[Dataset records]
----

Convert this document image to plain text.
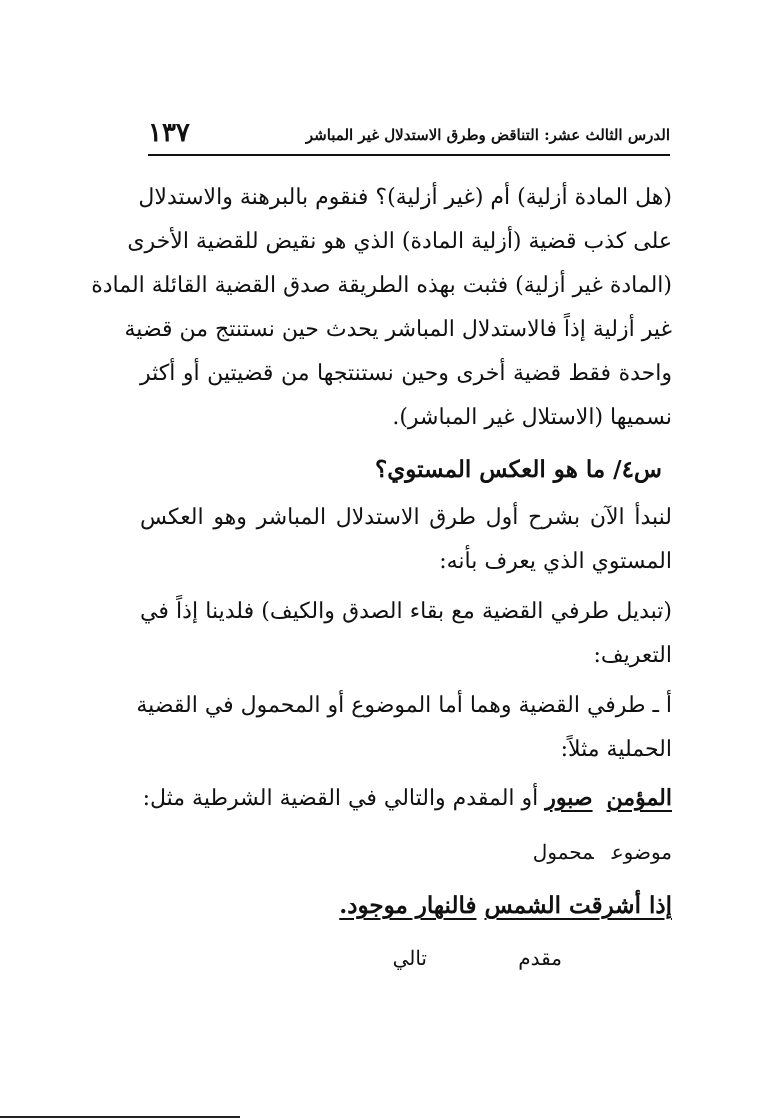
الدرس الثالث عشر: التناقض وطرق الاستدلال غير المباشر
١٣٧
(هل المادة أزلية) أم (غير أزلية)؟ فنقوم بالبرهنة والاستدلال
على كذب قضية (أزلية المادة) الذي هو نقيض للقضية الأخرى
(المادة غير أزلية) فثبت بهذه الطريقة صدق القضية القائلة المادة
غير أزلية إذاً فالاستدلال المباشر يحدث حين نستنتج من قضية
واحدة فقط قضية أخرى وحين نستنتجها من قضيتين أو أكثر
نسميها (الاستلال غير المباشر).
س٤/ ما هو العكس المستوي؟
لنبدأ الآن بشرح أول طرق الاستدلال المباشر وهو العكس
المستوي الذي يعرف بأنه:
(تبديل طرفي القضية مع بقاء الصدق والكيف) فلدينا إذاً في
التعريف:
أ ـ طرفي القضية وهما أما الموضوع أو المحمول في القضية
الحملية مثلاً:
المؤمن  صبور أو المقدم والتالي في القضية الشرطية مثل:
موضوعمحمول
إذا أشرقت الشمس فالنهار موجود.
مقدم
تالي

----

__Stated goal__. Write out every line above exactly as it is, leaving out the pictures.

__Final result__.
Convert this document image to plain text.
الدرس الثالث عشر: التناقض وطرق الاستدلال غير المباشر
١٣٧
(هل المادة أزلية) أم (غير أزلية)؟ فنقوم بالبرهنة والاستدلال
على كذب قضية (أزلية المادة) الذي هو نقيض للقضية الأخرى
(المادة غير أزلية) فثبت بهذه الطريقة صدق القضية القائلة المادة
غير أزلية إذاً فالاستدلال المباشر يحدث حين نستنتج من قضية
واحدة فقط قضية أخرى وحين نستنتجها من قضيتين أو أكثر
نسميها (الاستلال غير المباشر).
س٤/ ما هو العكس المستوي؟
لنبدأ الآن بشرح أول طرق الاستدلال المباشر وهو العكس
المستوي الذي يعرف بأنه:
(تبديل طرفي القضية مع بقاء الصدق والكيف) فلدينا إذاً في
التعريف:
أ ـ طرفي القضية وهما أما الموضوع أو المحمول في القضية
الحملية مثلاً:
المؤمن  صبور أو المقدم والتالي في القضية الشرطية مثل:
موضوعمحمول
إذا أشرقت الشمس فالنهار موجود.
مقدم
تالي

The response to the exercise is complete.